*Aim:*
What follows is a set of records; restate each one word for word and drop the pictures.
----
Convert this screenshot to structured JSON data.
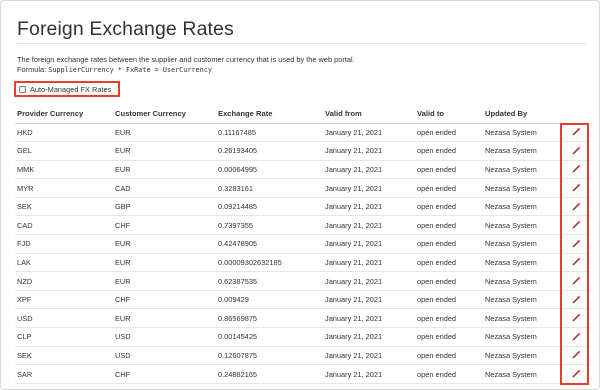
{
  "page": {
    "title": "Foreign Exchange Rates",
    "description": "The foreign exchange rates between the supplier and customer currency that is used by the web portal.",
    "formula_label": "Formula:",
    "formula_code": "SupplierCurrency * FxRate = UserCurrency"
  },
  "auto_managed": {
    "label": "Auto-Managed FX Rates",
    "checked": false
  },
  "table": {
    "headers": [
      "Provider Currency",
      "Customer Currency",
      "Exchange Rate",
      "Valid from",
      "Valid to",
      "Updated By"
    ],
    "rows": [
      {
        "provider": "HKD",
        "customer": "EUR",
        "rate": "0.11167485",
        "valid_from": "January 21, 2021",
        "valid_to": "open ended",
        "updated_by": "Nezasa System"
      },
      {
        "provider": "GEL",
        "customer": "EUR",
        "rate": "0.26193405",
        "valid_from": "January 21, 2021",
        "valid_to": "open ended",
        "updated_by": "Nezasa System"
      },
      {
        "provider": "MMK",
        "customer": "EUR",
        "rate": "0.00064995",
        "valid_from": "January 21, 2021",
        "valid_to": "open ended",
        "updated_by": "Nezasa System"
      },
      {
        "provider": "MYR",
        "customer": "CAD",
        "rate": "0.3283161",
        "valid_from": "January 21, 2021",
        "valid_to": "open ended",
        "updated_by": "Nezasa System"
      },
      {
        "provider": "SEK",
        "customer": "GBP",
        "rate": "0.09214485",
        "valid_from": "January 21, 2021",
        "valid_to": "open ended",
        "updated_by": "Nezasa System"
      },
      {
        "provider": "CAD",
        "customer": "CHF",
        "rate": "0.7397355",
        "valid_from": "January 21, 2021",
        "valid_to": "open ended",
        "updated_by": "Nezasa System"
      },
      {
        "provider": "FJD",
        "customer": "EUR",
        "rate": "0.42478905",
        "valid_from": "January 21, 2021",
        "valid_to": "open ended",
        "updated_by": "Nezasa System"
      },
      {
        "provider": "LAK",
        "customer": "EUR",
        "rate": "0.00009302632185",
        "valid_from": "January 21, 2021",
        "valid_to": "open ended",
        "updated_by": "Nezasa System"
      },
      {
        "provider": "NZD",
        "customer": "EUR",
        "rate": "0.62387535",
        "valid_from": "January 21, 2021",
        "valid_to": "open ended",
        "updated_by": "Nezasa System"
      },
      {
        "provider": "XPF",
        "customer": "CHF",
        "rate": "0.009429",
        "valid_from": "January 21, 2021",
        "valid_to": "open ended",
        "updated_by": "Nezasa System"
      },
      {
        "provider": "USD",
        "customer": "EUR",
        "rate": "0.86569875",
        "valid_from": "January 21, 2021",
        "valid_to": "open ended",
        "updated_by": "Nezasa System"
      },
      {
        "provider": "CLP",
        "customer": "USD",
        "rate": "0.00145425",
        "valid_from": "January 21, 2021",
        "valid_to": "open ended",
        "updated_by": "Nezasa System"
      },
      {
        "provider": "SEK",
        "customer": "USD",
        "rate": "0.12607875",
        "valid_from": "January 21, 2021",
        "valid_to": "open ended",
        "updated_by": "Nezasa System"
      },
      {
        "provider": "SAR",
        "customer": "CHF",
        "rate": "0.24882165",
        "valid_from": "January 21, 2021",
        "valid_to": "open ended",
        "updated_by": "Nezasa System"
      }
    ]
  },
  "icons": {
    "edit": "pencil-icon"
  },
  "colors": {
    "highlight": "#e2402c",
    "pencil_body": "#c0392b",
    "pencil_tip": "#2b2b2b"
  }
}
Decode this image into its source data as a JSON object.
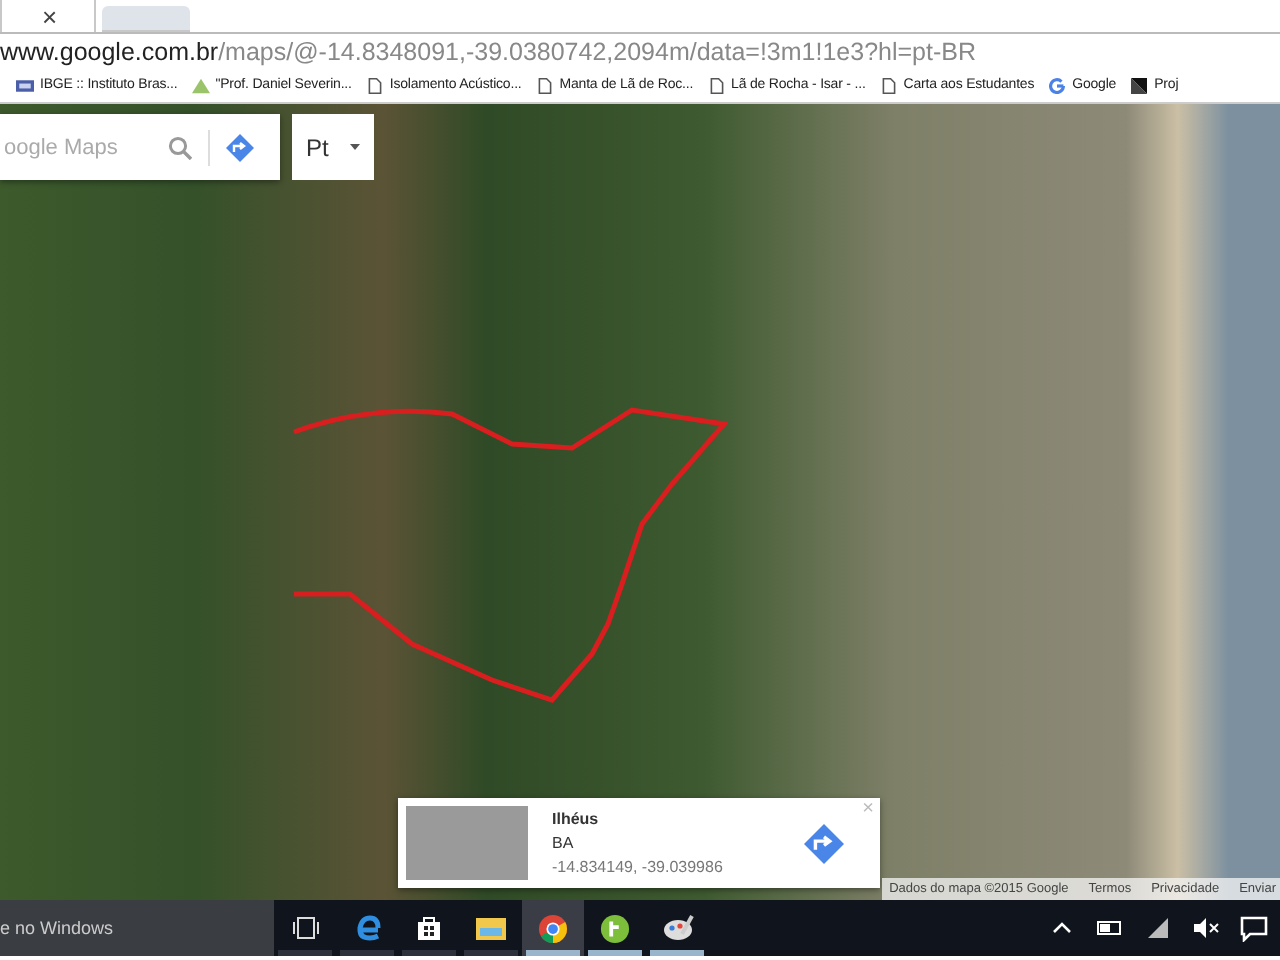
{
  "browser": {
    "tabs": [
      {
        "close": "×",
        "selected": true
      },
      {
        "selected": false
      }
    ],
    "address": {
      "host": "www.google.com.br",
      "path": "/maps/@-14.8348091,-39.0380742,2094m/data=!3m1!1e3?hl=pt-BR"
    },
    "bookmarks": [
      {
        "kind": "site",
        "label": "IBGE :: Instituto Bras..."
      },
      {
        "kind": "leaf",
        "label": "\"Prof. Daniel Severin..."
      },
      {
        "kind": "page",
        "label": "Isolamento Acústico..."
      },
      {
        "kind": "page",
        "label": "Manta de Lã de Roc..."
      },
      {
        "kind": "page",
        "label": "Lã de Rocha - Isar - ..."
      },
      {
        "kind": "page",
        "label": "Carta aos Estudantes"
      },
      {
        "kind": "google",
        "label": "Google"
      },
      {
        "kind": "dark",
        "label": "Proj"
      }
    ]
  },
  "map": {
    "search": {
      "placeholder": "oogle Maps"
    },
    "language": "Pt",
    "place_card": {
      "title": "Ilhéus",
      "subtitle": "BA",
      "coordinates": "-14.834149, -39.039986",
      "close": "×"
    },
    "attribution": [
      "Dados do mapa ©2015 Google",
      "Termos",
      "Privacidade",
      "Enviar"
    ]
  },
  "taskbar": {
    "search_text": "e no Windows",
    "apps": [
      {
        "kind": "taskview",
        "selected": false,
        "running": false
      },
      {
        "kind": "edge",
        "selected": false,
        "running": false
      },
      {
        "kind": "store",
        "selected": false,
        "running": false
      },
      {
        "kind": "explorer",
        "selected": false,
        "running": false
      },
      {
        "kind": "chrome",
        "selected": true,
        "running": true
      },
      {
        "kind": "green",
        "selected": false,
        "running": true
      },
      {
        "kind": "paint",
        "selected": false,
        "running": true
      }
    ]
  }
}
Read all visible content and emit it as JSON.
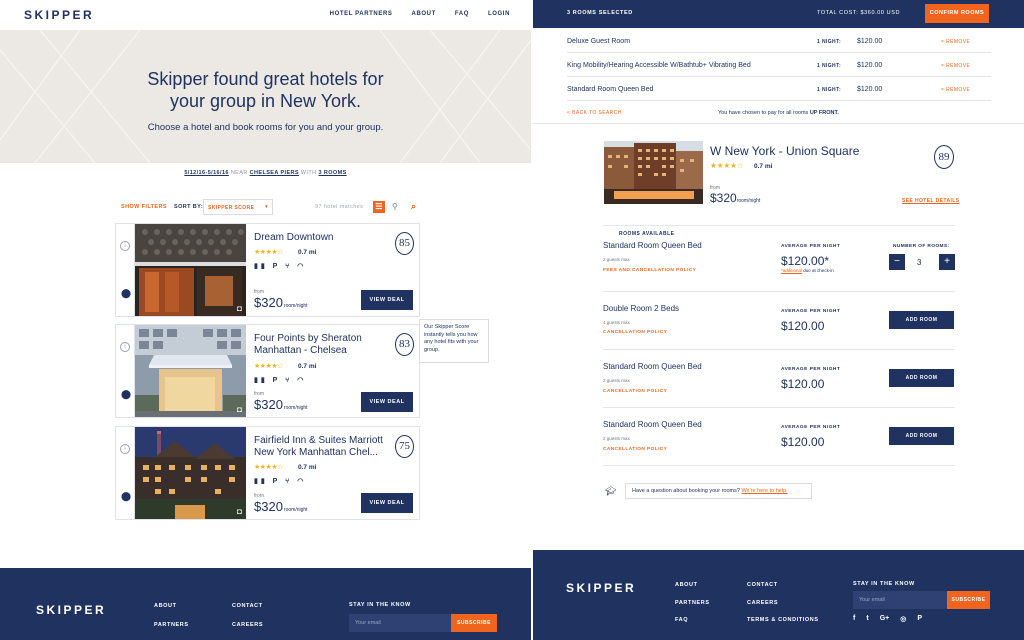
----
*Answer for this exercise:*
Convert this screenshot to structured JSON data.
{
  "page": {
    "title": "Foreign Exchange Rates",
    "description": "The foreign exchange rates between the supplier and customer currency that is used by the web portal.",
    "formula_label": "Formula:",
    "formula_code": "SupplierCurrency * FxRate = UserCurrency"
  },
  "auto_managed": {
    "label": "Auto-Managed FX Rates",
    "checked": false
  },
  "table": {
    "headers": [
      "Provider Currency",
      "Customer Currency",
      "Exchange Rate",
      "Valid from",
      "Valid to",
      "Updated By"
    ],
    "rows": [
      {
        "provider": "HKD",
        "customer": "EUR",
        "rate": "0.11167485",
        "valid_from": "January 21, 2021",
        "valid_to": "open ended",
        "updated_by": "Nezasa System"
      },
      {
        "provider": "GEL",
        "customer": "EUR",
        "rate": "0.26193405",
        "valid_from": "January 21, 2021",
        "valid_to": "open ended",
        "updated_by": "Nezasa System"
      },
      {
        "provider": "MMK",
        "customer": "EUR",
        "rate": "0.00064995",
        "valid_from": "January 21, 2021",
        "valid_to": "open ended",
        "updated_by": "Nezasa System"
      },
      {
        "provider": "MYR",
        "customer": "CAD",
        "rate": "0.3283161",
        "valid_from": "January 21, 2021",
        "valid_to": "open ended",
        "updated_by": "Nezasa System"
      },
      {
        "provider": "SEK",
        "customer": "GBP",
        "rate": "0.09214485",
        "valid_from": "January 21, 2021",
        "valid_to": "open ended",
        "updated_by": "Nezasa System"
      },
      {
        "provider": "CAD",
        "customer": "CHF",
        "rate": "0.7397355",
        "valid_from": "January 21, 2021",
        "valid_to": "open ended",
        "updated_by": "Nezasa System"
      },
      {
        "provider": "FJD",
        "customer": "EUR",
        "rate": "0.42478905",
        "valid_from": "January 21, 2021",
        "valid_to": "open ended",
        "updated_by": "Nezasa System"
      },
      {
        "provider": "LAK",
        "customer": "EUR",
        "rate": "0.00009302632185",
        "valid_from": "January 21, 2021",
        "valid_to": "open ended",
        "updated_by": "Nezasa System"
      },
      {
        "provider": "NZD",
        "customer": "EUR",
        "rate": "0.62387535",
        "valid_from": "January 21, 2021",
        "valid_to": "open ended",
        "updated_by": "Nezasa System"
      },
      {
        "provider": "XPF",
        "customer": "CHF",
        "rate": "0.009429",
        "valid_from": "January 21, 2021",
        "valid_to": "open ended",
        "updated_by": "Nezasa System"
      },
      {
        "provider": "USD",
        "customer": "EUR",
        "rate": "0.86569875",
        "valid_from": "January 21, 2021",
        "valid_to": "open ended",
        "updated_by": "Nezasa System"
      },
      {
        "provider": "CLP",
        "customer": "USD",
        "rate": "0.00145425",
        "valid_from": "January 21, 2021",
        "valid_to": "open ended",
        "updated_by": "Nezasa System"
      },
      {
        "provider": "SEK",
        "customer": "USD",
        "rate": "0.12607875",
        "valid_from": "January 21, 2021",
        "valid_to": "open ended",
        "updated_by": "Nezasa System"
      },
      {
        "provider": "SAR",
        "customer": "CHF",
        "rate": "0.24882165",
        "valid_from": "January 21, 2021",
        "valid_to": "open ended",
        "updated_by": "Nezasa System"
      }
    ]
  },
  "icons": {
    "edit": "pencil-icon"
  },
  "colors": {
    "highlight": "#e2402c",
    "pencil_body": "#c0392b",
    "pencil_tip": "#2b2b2b"
  }
}
Decode this image into its source data as a JSON object.
{
  "browser": {
    "tabs": [
      {
        "close": "×",
        "selected": true
      },
      {
        "selected": false
      }
    ],
    "address": {
      "host": "www.google.com.br",
      "path": "/maps/@-14.8348091,-39.0380742,2094m/data=!3m1!1e3?hl=pt-BR"
    },
    "bookmarks": [
      {
        "kind": "site",
        "label": "IBGE :: Instituto Bras..."
      },
      {
        "kind": "leaf",
        "label": "\"Prof. Daniel Severin..."
      },
      {
        "kind": "page",
        "label": "Isolamento Acústico..."
      },
      {
        "kind": "page",
        "label": "Manta de Lã de Roc..."
      },
      {
        "kind": "page",
        "label": "Lã de Rocha - Isar - ..."
      },
      {
        "kind": "page",
        "label": "Carta aos Estudantes"
      },
      {
        "kind": "google",
        "label": "Google"
      },
      {
        "kind": "dark",
        "label": "Proj"
      }
    ]
  },
  "map": {
    "search": {
      "placeholder": "oogle Maps"
    },
    "language": "Pt",
    "place_card": {
      "title": "Ilhéus",
      "subtitle": "BA",
      "coordinates": "-14.834149, -39.039986",
      "close": "×"
    },
    "attribution": [
      "Dados do mapa ©2015 Google",
      "Termos",
      "Privacidade",
      "Enviar"
    ]
  },
  "taskbar": {
    "search_text": "e no Windows",
    "apps": [
      {
        "kind": "taskview",
        "selected": false,
        "running": false
      },
      {
        "kind": "edge",
        "selected": false,
        "running": false
      },
      {
        "kind": "store",
        "selected": false,
        "running": false
      },
      {
        "kind": "explorer",
        "selected": false,
        "running": false
      },
      {
        "kind": "chrome",
        "selected": true,
        "running": true
      },
      {
        "kind": "green",
        "selected": false,
        "running": true
      },
      {
        "kind": "paint",
        "selected": false,
        "running": true
      }
    ]
  }
}
Read all visible content and emit it as JSON.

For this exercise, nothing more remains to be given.